----- RECORDS TO USE

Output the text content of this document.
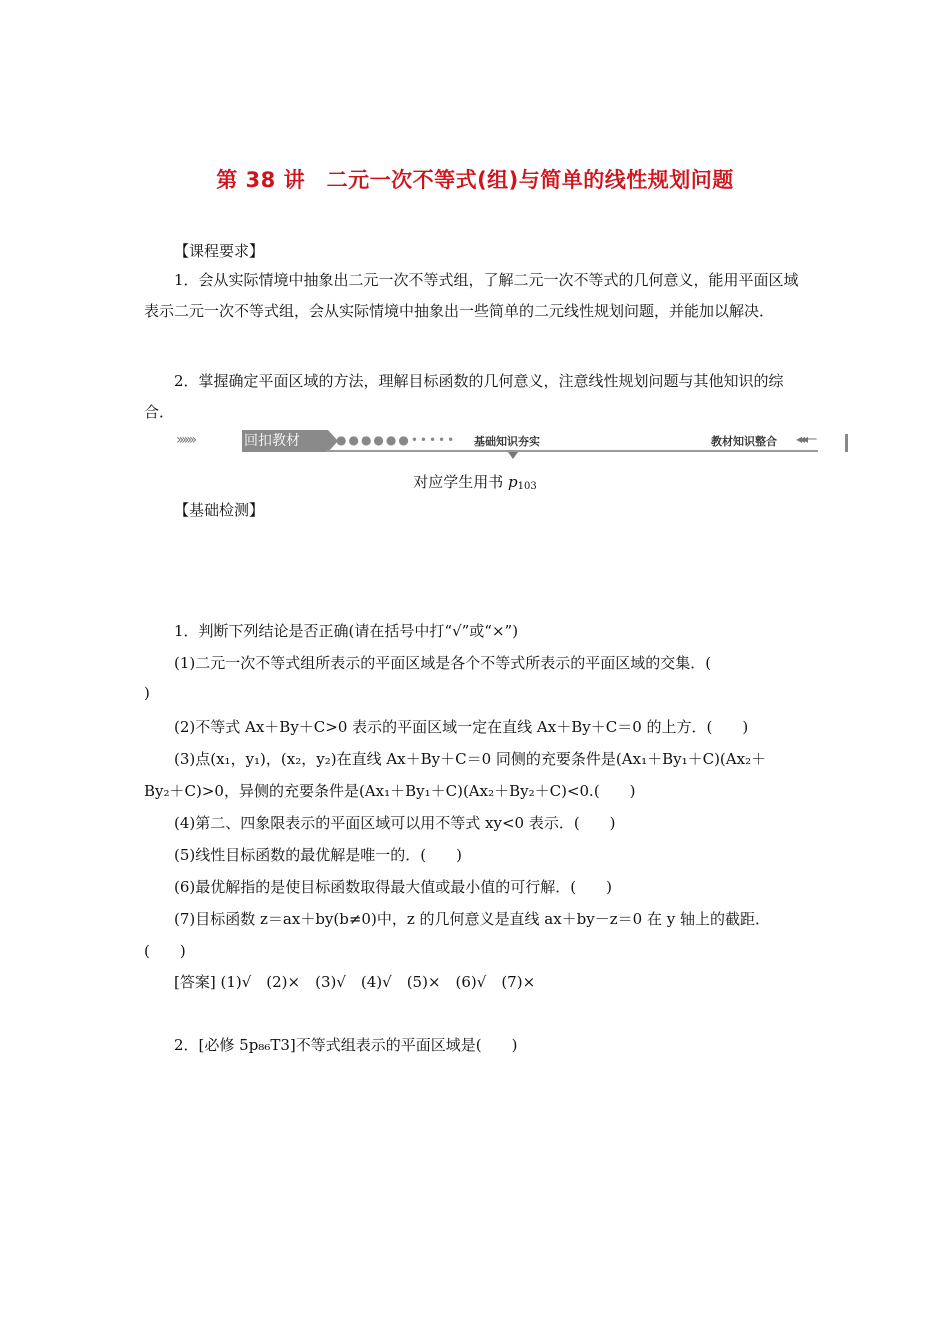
第 38 讲　二元一次不等式(组)与简单的线性规划问题
【课程要求】
1．会从实际情境中抽象出二元一次不等式组，了解二元一次不等式的几何意义，能用平面区域表示二元一次不等式组，会从实际情境中抽象出一些简单的二元线性规划问题，并能加以解决．
2．掌握确定平面区域的方法，理解目标函数的几何意义，注意线性规划问题与其他知识的综合．
›››››››	回扣教材	●●●●●●••••• 基础知识夯实	教材知识整合 ◂◂◂──
对应学生用书 $p_{103}$
【基础检测】
1．判断下列结论是否正确(请在括号中打“√”或“×”)
(1)二元一次不等式组所表示的平面区域是各个不等式所表示的平面区域的交集．(
)
(2)不等式 Ax＋By＋C>0 表示的平面区域一定在直线 Ax＋By＋C＝0 的上方．(　　)
(3)点(x₁，y₁)，(x₂，y₂)在直线 Ax＋By＋C＝0 同侧的充要条件是(Ax₁＋By₁＋C)(Ax₂＋
By₂＋C)>0，异侧的充要条件是(Ax₁＋By₁＋C)(Ax₂＋By₂＋C)<0.(　　)
(4)第二、四象限表示的平面区域可以用不等式 xy<0 表示．(　　)
(5)线性目标函数的最优解是唯一的．(　　)
(6)最优解指的是使目标函数取得最大值或最小值的可行解．(　　)
(7)目标函数 z＝ax＋by(b≠0)中，z 的几何意义是直线 ax＋by－z＝0 在 y 轴上的截距．
(　　)
[答案] (1)√　(2)×　(3)√　(4)√　(5)×　(6)√　(7)×
2．[必修 5p₈₆T3]不等式组表示的平面区域是(　　)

----------

WORK TO DO. Write out each line again precisely as it appears, skipping every picture.

REPLY.
Output the text content of this document.
第 38 讲　二元一次不等式(组)与简单的线性规划问题
【课程要求】
1．会从实际情境中抽象出二元一次不等式组，了解二元一次不等式的几何意义，能用平面区域表示二元一次不等式组，会从实际情境中抽象出一些简单的二元线性规划问题，并能加以解决．
2．掌握确定平面区域的方法，理解目标函数的几何意义，注意线性规划问题与其他知识的综合．
›››››››	回扣教材	●●●●●●••••• 基础知识夯实	教材知识整合 ◂◂◂──
对应学生用书 $p_{103}$
【基础检测】
1．判断下列结论是否正确(请在括号中打“√”或“×”)
(1)二元一次不等式组所表示的平面区域是各个不等式所表示的平面区域的交集．(
)
(2)不等式 Ax＋By＋C>0 表示的平面区域一定在直线 Ax＋By＋C＝0 的上方．(　　)
(3)点(x₁，y₁)，(x₂，y₂)在直线 Ax＋By＋C＝0 同侧的充要条件是(Ax₁＋By₁＋C)(Ax₂＋
By₂＋C)>0，异侧的充要条件是(Ax₁＋By₁＋C)(Ax₂＋By₂＋C)<0.(　　)
(4)第二、四象限表示的平面区域可以用不等式 xy<0 表示．(　　)
(5)线性目标函数的最优解是唯一的．(　　)
(6)最优解指的是使目标函数取得最大值或最小值的可行解．(　　)
(7)目标函数 z＝ax＋by(b≠0)中，z 的几何意义是直线 ax＋by－z＝0 在 y 轴上的截距．
(　　)
[答案] (1)√　(2)×　(3)√　(4)√　(5)×　(6)√　(7)×
2．[必修 5p₈₆T3]不等式组表示的平面区域是(　　)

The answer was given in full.